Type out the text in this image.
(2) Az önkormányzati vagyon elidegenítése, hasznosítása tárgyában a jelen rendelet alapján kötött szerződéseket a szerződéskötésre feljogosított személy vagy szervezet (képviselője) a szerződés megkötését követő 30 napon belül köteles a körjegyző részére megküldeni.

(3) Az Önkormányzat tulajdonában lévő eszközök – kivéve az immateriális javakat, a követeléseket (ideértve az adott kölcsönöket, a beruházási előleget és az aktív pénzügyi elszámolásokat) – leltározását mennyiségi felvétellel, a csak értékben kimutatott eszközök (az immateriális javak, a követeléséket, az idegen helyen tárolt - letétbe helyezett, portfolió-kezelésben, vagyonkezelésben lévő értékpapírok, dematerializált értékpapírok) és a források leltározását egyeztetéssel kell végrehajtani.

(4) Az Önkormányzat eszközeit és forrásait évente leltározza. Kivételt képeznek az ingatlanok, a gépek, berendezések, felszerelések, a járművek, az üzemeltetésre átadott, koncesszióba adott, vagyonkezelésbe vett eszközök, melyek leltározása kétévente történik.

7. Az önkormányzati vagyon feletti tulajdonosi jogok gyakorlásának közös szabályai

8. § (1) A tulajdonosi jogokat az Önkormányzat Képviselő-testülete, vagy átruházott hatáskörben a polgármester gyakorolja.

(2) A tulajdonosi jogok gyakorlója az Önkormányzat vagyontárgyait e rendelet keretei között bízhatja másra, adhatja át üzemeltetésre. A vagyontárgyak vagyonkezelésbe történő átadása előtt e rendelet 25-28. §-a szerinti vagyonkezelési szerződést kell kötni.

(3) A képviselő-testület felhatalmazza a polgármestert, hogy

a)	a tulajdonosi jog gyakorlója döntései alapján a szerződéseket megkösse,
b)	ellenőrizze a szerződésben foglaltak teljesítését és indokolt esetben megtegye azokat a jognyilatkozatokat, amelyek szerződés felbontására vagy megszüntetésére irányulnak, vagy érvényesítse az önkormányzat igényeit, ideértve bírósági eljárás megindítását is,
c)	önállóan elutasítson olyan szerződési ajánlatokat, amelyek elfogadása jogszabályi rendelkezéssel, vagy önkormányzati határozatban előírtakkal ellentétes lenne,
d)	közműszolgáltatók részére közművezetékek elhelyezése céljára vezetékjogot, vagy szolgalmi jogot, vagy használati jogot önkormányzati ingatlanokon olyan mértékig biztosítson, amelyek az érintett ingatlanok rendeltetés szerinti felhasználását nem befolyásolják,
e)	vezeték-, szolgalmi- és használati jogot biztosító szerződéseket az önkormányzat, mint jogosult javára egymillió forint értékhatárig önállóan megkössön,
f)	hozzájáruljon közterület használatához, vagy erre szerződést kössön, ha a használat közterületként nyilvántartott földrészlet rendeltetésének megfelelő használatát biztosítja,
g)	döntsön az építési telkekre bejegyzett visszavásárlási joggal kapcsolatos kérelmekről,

━━━━

Set task:
Repeat the data above, word for word.

Right answer:
Type out the text in this image.
(2) Az önkormányzati vagyon elidegenítése, hasznosítása tárgyában a jelen rendelet alapján kötött szerződéseket a szerződéskötésre feljogosított személy vagy szervezet (képviselője) a szerződés megkötését követő 30 napon belül köteles a körjegyző részére megküldeni.

(3) Az Önkormányzat tulajdonában lévő eszközök – kivéve az immateriális javakat, a követeléseket (ideértve az adott kölcsönöket, a beruházási előleget és az aktív pénzügyi elszámolásokat) – leltározását mennyiségi felvétellel, a csak értékben kimutatott eszközök (az immateriális javak, a követeléséket, az idegen helyen tárolt - letétbe helyezett, portfolió-kezelésben, vagyonkezelésben lévő értékpapírok, dematerializált értékpapírok) és a források leltározását egyeztetéssel kell végrehajtani.

(4) Az Önkormányzat eszközeit és forrásait évente leltározza. Kivételt képeznek az ingatlanok, a gépek, berendezések, felszerelések, a járművek, az üzemeltetésre átadott, koncesszióba adott, vagyonkezelésbe vett eszközök, melyek leltározása kétévente történik.

7. Az önkormányzati vagyon feletti tulajdonosi jogok gyakorlásának közös szabályai

8. § (1) A tulajdonosi jogokat az Önkormányzat Képviselő-testülete, vagy átruházott hatáskörben a polgármester gyakorolja.

(2) A tulajdonosi jogok gyakorlója az Önkormányzat vagyontárgyait e rendelet keretei között bízhatja másra, adhatja át üzemeltetésre. A vagyontárgyak vagyonkezelésbe történő átadása előtt e rendelet 25-28. §-a szerinti vagyonkezelési szerződést kell kötni.

(3) A képviselő-testület felhatalmazza a polgármestert, hogy

a)	a tulajdonosi jog gyakorlója döntései alapján a szerződéseket megkösse,
b)	ellenőrizze a szerződésben foglaltak teljesítését és indokolt esetben megtegye azokat a jognyilatkozatokat, amelyek szerződés felbontására vagy megszüntetésére irányulnak, vagy érvényesítse az önkormányzat igényeit, ideértve bírósági eljárás megindítását is,
c)	önállóan elutasítson olyan szerződési ajánlatokat, amelyek elfogadása jogszabályi rendelkezéssel, vagy önkormányzati határozatban előírtakkal ellentétes lenne,
d)	közműszolgáltatók részére közművezetékek elhelyezése céljára vezetékjogot, vagy szolgalmi jogot, vagy használati jogot önkormányzati ingatlanokon olyan mértékig biztosítson, amelyek az érintett ingatlanok rendeltetés szerinti felhasználását nem befolyásolják,
e)	vezeték-, szolgalmi- és használati jogot biztosító szerződéseket az önkormányzat, mint jogosult javára egymillió forint értékhatárig önállóan megkössön,
f)	hozzájáruljon közterület használatához, vagy erre szerződést kössön, ha a használat közterületként nyilvántartott földrészlet rendeltetésének megfelelő használatát biztosítja,
g)	döntsön az építési telkekre bejegyzett visszavásárlási joggal kapcsolatos kérelmekről,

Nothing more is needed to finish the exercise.